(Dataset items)
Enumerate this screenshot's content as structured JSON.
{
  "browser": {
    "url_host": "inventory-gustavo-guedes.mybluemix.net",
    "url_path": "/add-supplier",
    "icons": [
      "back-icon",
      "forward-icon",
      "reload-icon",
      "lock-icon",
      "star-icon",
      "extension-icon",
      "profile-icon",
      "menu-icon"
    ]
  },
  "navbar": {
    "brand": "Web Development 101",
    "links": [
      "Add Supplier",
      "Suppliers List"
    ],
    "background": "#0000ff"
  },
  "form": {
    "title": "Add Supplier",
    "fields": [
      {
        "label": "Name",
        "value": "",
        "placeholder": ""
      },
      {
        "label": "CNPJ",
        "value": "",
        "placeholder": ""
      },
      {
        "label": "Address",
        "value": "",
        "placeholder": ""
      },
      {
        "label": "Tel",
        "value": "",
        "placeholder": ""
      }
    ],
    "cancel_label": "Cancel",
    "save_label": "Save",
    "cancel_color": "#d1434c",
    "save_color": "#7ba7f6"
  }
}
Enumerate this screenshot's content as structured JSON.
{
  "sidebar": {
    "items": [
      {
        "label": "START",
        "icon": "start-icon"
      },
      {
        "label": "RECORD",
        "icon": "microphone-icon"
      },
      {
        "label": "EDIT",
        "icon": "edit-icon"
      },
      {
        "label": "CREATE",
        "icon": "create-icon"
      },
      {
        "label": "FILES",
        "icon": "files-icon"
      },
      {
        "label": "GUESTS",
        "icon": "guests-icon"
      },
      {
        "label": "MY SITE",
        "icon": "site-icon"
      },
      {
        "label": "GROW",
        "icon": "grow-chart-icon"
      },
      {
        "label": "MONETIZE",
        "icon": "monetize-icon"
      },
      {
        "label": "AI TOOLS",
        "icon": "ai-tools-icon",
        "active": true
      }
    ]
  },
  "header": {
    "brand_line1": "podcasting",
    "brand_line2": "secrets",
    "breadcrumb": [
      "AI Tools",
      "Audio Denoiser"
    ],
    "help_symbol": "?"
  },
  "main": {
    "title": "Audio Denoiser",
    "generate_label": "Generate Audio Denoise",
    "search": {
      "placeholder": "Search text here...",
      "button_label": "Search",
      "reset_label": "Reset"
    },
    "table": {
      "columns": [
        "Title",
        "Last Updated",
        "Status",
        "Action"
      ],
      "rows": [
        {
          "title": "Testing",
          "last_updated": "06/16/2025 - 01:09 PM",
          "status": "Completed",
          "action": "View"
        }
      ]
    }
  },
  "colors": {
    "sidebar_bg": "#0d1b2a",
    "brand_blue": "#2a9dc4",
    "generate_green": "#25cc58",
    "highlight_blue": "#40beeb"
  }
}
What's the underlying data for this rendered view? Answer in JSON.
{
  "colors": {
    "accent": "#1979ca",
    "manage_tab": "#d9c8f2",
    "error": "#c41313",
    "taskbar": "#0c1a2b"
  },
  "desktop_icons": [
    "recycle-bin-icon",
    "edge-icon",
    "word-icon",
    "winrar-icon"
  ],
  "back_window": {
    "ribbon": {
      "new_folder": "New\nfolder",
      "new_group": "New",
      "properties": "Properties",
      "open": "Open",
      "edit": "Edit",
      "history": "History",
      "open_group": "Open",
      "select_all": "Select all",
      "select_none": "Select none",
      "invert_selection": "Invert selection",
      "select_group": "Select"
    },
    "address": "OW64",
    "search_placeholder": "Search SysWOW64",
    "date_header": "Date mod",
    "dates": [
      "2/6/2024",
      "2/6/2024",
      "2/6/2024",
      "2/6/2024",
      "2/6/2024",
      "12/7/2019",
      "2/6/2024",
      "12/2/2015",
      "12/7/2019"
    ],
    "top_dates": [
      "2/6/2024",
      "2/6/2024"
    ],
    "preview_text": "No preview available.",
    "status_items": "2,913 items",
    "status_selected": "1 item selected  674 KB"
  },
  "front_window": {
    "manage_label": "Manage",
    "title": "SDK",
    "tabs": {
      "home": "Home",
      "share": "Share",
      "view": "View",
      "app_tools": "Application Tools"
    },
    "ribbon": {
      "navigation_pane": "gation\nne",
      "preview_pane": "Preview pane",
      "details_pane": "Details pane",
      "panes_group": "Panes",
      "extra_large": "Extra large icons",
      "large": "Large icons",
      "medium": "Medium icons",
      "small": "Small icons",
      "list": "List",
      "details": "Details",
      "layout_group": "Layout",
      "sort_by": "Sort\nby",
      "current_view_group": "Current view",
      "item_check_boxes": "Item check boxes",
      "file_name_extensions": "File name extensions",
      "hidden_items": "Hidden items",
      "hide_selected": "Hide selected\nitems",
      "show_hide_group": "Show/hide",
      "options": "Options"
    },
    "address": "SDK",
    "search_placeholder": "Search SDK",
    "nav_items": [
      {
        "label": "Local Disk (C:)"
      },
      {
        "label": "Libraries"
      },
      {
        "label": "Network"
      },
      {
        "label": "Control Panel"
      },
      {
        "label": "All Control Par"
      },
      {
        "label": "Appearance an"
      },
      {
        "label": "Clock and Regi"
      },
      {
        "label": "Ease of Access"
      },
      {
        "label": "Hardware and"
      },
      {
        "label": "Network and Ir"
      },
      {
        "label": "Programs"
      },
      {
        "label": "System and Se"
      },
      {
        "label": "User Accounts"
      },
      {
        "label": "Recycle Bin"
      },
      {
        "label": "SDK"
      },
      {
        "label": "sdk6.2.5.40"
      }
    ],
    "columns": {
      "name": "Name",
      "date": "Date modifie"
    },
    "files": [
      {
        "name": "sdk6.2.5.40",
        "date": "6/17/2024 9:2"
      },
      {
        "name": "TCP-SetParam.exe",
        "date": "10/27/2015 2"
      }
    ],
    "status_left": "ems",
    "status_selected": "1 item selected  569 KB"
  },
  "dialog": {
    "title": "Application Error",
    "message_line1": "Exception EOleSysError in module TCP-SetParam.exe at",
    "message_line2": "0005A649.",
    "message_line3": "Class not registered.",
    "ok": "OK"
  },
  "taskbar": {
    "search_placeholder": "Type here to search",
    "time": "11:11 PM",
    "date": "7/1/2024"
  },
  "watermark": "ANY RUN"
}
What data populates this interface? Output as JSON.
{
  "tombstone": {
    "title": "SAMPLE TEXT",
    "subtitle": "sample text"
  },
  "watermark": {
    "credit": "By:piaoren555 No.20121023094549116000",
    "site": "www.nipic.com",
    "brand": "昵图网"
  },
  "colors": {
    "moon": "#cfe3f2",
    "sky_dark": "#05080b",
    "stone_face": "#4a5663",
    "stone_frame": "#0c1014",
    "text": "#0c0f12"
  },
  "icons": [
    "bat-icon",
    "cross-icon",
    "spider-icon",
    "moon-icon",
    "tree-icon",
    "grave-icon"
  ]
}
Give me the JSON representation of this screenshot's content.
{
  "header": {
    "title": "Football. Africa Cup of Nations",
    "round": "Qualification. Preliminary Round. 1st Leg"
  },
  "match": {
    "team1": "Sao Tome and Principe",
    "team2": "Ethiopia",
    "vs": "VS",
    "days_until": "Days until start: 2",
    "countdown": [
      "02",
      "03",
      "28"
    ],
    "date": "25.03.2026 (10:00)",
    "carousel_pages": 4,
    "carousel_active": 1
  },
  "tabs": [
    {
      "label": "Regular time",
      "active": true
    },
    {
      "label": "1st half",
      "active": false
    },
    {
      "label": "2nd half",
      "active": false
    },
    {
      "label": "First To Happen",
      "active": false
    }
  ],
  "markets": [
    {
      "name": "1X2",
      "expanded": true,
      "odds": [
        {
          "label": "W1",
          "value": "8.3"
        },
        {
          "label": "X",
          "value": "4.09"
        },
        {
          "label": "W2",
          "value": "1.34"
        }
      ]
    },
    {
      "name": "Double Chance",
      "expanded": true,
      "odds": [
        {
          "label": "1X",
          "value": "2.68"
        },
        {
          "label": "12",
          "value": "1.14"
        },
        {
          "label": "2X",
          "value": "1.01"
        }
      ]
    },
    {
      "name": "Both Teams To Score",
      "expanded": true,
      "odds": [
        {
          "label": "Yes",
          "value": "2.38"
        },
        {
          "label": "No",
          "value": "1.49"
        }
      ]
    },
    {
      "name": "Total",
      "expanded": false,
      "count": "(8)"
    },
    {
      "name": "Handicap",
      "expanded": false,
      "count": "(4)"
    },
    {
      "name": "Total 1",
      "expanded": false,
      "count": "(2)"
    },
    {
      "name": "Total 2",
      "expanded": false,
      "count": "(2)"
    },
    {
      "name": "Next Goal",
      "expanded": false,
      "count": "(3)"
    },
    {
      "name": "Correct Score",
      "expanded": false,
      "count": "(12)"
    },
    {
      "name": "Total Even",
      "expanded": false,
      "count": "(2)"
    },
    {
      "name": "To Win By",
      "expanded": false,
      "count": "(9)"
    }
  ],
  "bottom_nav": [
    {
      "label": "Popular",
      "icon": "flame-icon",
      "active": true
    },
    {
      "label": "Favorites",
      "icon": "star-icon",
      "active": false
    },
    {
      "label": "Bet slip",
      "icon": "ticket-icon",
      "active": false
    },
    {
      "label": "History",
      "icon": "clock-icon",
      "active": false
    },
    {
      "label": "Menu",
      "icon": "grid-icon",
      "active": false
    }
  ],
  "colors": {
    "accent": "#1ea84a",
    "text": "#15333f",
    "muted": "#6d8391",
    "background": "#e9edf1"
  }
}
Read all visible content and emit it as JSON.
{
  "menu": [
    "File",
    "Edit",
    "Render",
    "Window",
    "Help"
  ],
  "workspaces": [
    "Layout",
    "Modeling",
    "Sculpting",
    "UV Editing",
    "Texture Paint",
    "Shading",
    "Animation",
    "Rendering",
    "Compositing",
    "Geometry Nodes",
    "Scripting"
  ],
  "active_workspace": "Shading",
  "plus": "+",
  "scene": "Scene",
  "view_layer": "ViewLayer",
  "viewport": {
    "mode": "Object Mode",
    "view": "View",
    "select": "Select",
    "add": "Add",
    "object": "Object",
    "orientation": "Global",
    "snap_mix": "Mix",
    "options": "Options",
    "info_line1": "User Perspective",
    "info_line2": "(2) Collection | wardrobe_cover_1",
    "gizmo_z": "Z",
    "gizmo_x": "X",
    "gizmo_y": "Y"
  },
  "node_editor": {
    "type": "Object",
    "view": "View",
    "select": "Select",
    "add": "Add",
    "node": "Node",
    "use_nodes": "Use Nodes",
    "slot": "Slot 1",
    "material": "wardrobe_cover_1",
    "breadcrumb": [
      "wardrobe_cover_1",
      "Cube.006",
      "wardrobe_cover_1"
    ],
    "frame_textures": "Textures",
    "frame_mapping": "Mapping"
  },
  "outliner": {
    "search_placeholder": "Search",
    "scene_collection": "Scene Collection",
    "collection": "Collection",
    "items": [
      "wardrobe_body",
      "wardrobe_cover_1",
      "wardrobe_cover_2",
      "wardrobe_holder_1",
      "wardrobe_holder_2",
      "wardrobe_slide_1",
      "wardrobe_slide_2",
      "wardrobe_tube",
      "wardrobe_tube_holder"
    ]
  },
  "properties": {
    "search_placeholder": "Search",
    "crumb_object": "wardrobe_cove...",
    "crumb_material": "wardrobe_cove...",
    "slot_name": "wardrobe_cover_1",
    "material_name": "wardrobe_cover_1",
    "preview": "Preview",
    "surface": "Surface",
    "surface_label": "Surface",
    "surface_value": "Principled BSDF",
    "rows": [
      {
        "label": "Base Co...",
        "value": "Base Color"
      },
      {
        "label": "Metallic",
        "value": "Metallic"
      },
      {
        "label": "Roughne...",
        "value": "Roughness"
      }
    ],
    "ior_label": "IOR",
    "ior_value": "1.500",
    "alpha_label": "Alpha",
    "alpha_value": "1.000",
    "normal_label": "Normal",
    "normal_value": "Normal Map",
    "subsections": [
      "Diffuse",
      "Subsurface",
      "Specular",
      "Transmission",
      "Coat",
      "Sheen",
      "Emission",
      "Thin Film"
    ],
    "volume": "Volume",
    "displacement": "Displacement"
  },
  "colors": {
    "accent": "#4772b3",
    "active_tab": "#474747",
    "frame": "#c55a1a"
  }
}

_Problem to solve_:
Take every line from the data above that holds "Control" and copy it out.

_Task output_:
        "label": "Control Panel"
        "label": "All Control Par"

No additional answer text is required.